RECORDS TO USE:
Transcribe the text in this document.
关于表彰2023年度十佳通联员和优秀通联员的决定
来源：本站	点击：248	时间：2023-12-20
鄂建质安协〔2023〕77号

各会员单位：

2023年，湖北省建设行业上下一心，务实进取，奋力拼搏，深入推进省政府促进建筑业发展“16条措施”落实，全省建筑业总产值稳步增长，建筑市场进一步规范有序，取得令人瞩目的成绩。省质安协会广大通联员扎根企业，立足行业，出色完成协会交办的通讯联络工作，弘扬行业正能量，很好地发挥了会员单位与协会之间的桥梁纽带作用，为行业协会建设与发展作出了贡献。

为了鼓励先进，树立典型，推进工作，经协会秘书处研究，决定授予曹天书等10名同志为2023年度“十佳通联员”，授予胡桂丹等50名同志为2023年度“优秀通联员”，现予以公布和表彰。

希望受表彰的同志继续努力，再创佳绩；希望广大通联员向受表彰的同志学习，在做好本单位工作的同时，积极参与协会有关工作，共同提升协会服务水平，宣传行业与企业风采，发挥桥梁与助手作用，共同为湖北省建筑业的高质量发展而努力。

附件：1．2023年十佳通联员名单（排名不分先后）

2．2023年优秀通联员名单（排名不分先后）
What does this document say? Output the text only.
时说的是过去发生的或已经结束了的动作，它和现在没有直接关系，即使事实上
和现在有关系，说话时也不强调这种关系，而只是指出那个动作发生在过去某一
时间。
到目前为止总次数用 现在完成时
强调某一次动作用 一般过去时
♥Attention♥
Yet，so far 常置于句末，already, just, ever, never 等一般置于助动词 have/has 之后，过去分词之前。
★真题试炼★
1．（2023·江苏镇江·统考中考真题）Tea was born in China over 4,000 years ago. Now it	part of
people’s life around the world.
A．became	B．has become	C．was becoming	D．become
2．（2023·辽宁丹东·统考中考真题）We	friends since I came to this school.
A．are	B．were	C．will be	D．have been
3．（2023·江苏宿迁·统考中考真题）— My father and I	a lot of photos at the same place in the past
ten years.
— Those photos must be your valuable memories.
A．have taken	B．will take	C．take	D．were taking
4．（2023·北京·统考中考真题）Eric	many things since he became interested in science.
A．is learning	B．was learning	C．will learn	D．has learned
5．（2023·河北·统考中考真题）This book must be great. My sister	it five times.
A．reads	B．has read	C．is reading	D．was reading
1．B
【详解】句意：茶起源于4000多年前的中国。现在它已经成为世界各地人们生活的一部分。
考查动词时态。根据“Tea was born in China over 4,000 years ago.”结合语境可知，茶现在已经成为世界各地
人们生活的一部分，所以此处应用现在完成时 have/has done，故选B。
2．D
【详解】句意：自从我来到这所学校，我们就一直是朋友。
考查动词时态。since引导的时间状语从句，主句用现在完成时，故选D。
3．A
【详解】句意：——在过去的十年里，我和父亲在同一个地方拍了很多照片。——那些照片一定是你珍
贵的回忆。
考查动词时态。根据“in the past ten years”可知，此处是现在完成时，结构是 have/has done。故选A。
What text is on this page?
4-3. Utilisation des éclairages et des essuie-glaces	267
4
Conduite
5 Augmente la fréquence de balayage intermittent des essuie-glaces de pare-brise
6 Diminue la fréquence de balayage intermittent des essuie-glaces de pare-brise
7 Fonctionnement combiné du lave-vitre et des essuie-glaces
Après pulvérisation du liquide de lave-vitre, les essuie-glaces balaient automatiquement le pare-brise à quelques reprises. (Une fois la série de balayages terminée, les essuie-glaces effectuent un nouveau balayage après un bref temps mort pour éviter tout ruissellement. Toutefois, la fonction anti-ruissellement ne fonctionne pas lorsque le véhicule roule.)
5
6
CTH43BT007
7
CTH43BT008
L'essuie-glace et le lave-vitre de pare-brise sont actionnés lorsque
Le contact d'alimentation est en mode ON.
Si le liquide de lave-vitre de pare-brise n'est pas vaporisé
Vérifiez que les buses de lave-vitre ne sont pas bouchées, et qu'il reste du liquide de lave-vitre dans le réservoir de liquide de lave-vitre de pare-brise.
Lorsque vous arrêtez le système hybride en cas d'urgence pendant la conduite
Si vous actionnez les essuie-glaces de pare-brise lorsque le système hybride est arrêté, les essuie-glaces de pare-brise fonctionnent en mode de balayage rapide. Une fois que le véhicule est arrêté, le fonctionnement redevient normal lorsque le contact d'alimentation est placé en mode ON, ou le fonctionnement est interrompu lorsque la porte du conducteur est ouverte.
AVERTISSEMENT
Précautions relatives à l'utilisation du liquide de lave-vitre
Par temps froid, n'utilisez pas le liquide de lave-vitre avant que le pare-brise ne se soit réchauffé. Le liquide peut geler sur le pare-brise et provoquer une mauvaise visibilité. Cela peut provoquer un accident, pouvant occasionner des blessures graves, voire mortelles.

TASK OBJECTIVE:
Copy out the lines in which the string "will" appears.

REPLY TO THE TASK:
A．are	B．were	C．will be	D．have been
A．have taken	B．will take	C．take	D．were taking
A．is learning	B．was learning	C．will learn	D．has learned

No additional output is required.